Figure contents as structured data

* BEGIN *

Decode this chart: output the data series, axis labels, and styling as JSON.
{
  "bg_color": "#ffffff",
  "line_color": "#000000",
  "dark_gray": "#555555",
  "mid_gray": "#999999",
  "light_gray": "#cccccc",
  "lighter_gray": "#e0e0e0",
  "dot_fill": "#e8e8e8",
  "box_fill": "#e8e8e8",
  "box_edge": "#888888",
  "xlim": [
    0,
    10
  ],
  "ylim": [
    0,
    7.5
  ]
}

* END *

TASK TO CARRY OUT ->
Retype all of the material, keeping each line exact.

RESPONSE TO THIS EXERCISE ->
Decode this chart: output the data series, axis labels, and styling as JSON.
{
  "bg_color": "#ffffff",
  "line_color": "#000000",
  "dark_gray": "#555555",
  "mid_gray": "#999999",
  "light_gray": "#cccccc",
  "lighter_gray": "#e0e0e0",
  "dot_fill": "#e8e8e8",
  "box_fill": "#e8e8e8",
  "box_edge": "#888888",
  "xlim": [
    0,
    10
  ],
  "ylim": [
    0,
    7.5
  ]
}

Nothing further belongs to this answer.